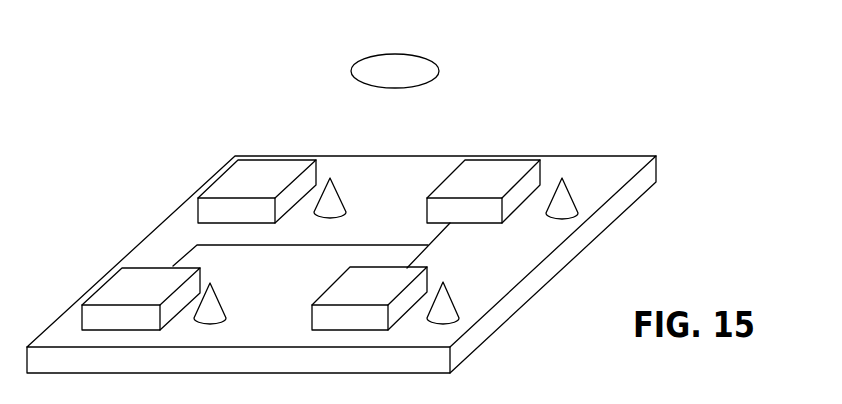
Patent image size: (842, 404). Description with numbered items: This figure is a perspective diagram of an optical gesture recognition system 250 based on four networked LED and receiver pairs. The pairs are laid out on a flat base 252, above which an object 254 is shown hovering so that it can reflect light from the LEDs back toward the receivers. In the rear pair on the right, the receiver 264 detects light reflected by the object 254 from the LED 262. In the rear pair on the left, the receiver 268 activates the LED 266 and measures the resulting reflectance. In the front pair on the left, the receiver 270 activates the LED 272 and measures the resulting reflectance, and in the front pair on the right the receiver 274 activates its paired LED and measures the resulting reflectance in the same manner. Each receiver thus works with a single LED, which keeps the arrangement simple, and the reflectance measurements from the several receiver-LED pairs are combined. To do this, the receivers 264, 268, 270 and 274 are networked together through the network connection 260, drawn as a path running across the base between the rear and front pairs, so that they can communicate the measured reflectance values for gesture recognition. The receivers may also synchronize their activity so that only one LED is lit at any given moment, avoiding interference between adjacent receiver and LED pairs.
======
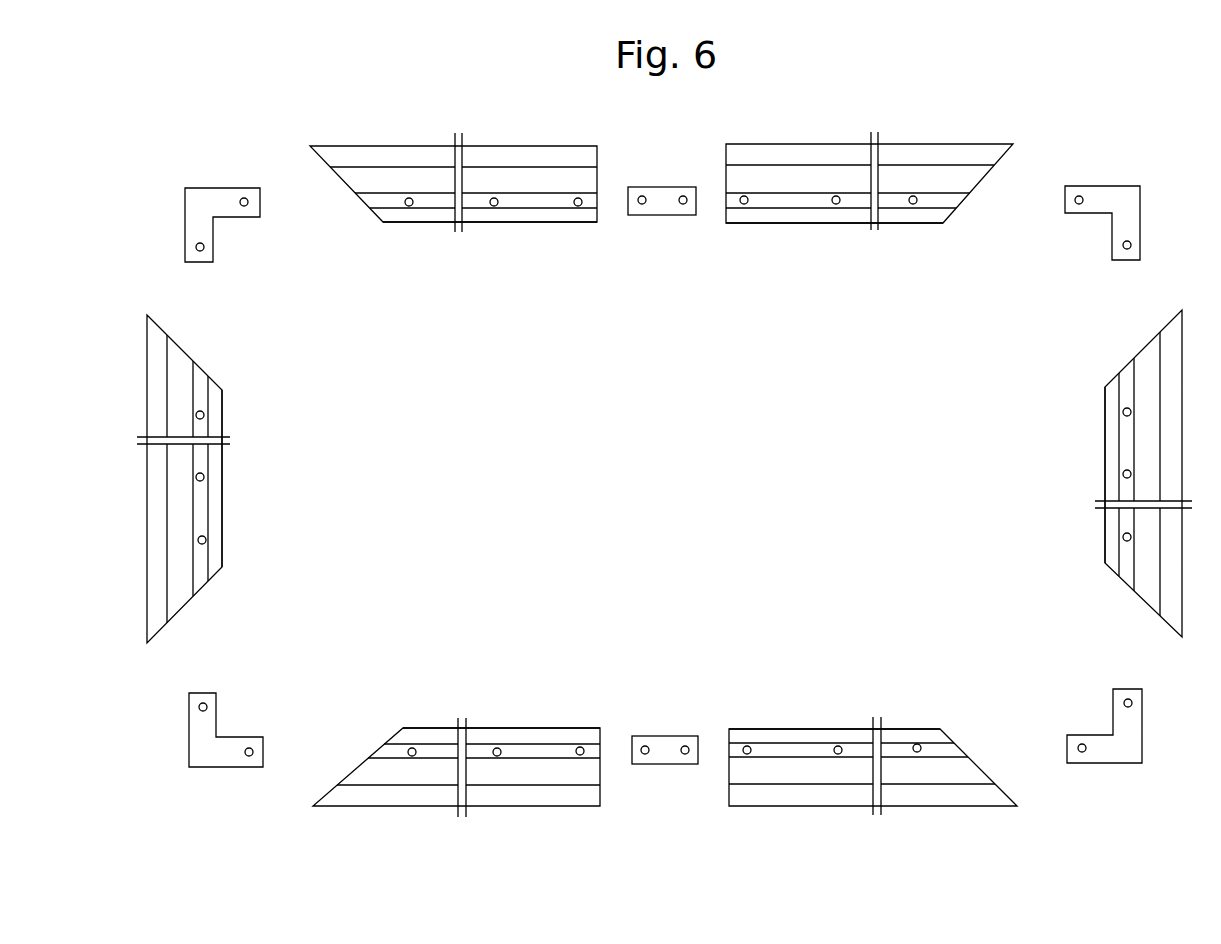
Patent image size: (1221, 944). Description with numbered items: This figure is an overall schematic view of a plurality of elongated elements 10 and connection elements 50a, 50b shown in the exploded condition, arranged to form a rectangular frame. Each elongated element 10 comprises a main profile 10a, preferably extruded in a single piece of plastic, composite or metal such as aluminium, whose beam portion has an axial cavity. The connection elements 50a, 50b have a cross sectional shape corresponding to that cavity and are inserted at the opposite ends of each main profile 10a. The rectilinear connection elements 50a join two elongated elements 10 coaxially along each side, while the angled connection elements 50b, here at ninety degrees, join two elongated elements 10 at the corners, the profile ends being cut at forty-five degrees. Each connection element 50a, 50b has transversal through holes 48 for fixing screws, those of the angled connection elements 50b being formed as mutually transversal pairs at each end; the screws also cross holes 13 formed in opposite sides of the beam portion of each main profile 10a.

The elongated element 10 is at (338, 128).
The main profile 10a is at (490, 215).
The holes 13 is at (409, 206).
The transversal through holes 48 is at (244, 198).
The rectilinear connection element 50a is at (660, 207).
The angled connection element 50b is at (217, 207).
======
Instruction: Extract each line from the entries above that contains the word "rectilinear".

Solved problem:
Patent image size: (1221, 944). Description with numbered items: This figure is an overall schematic view of a plurality of elongated elements 10 and connection elements 50a, 50b shown in the exploded condition, arranged to form a rectangular frame. Each elongated element 10 comprises a main profile 10a, preferably extruded in a single piece of plastic, composite or metal such as aluminium, whose beam portion has an axial cavity. The connection elements 50a, 50b have a cross sectional shape corresponding to that cavity and are inserted at the opposite ends of each main profile 10a. The rectilinear connection elements 50a join two elongated elements 10 coaxially along each side, while the angled connection elements 50b, here at ninety degrees, join two elongated elements 10 at the corners, the profile ends being cut at forty-five degrees. Each connection element 50a, 50b has transversal through holes 48 for fixing screws, those of the angled connection elements 50b being formed as mutually transversal pairs at each end; the screws also cross holes 13 formed in opposite sides of the beam portion of each main profile 10a.
The rectilinear connection element 50a is at (660, 207).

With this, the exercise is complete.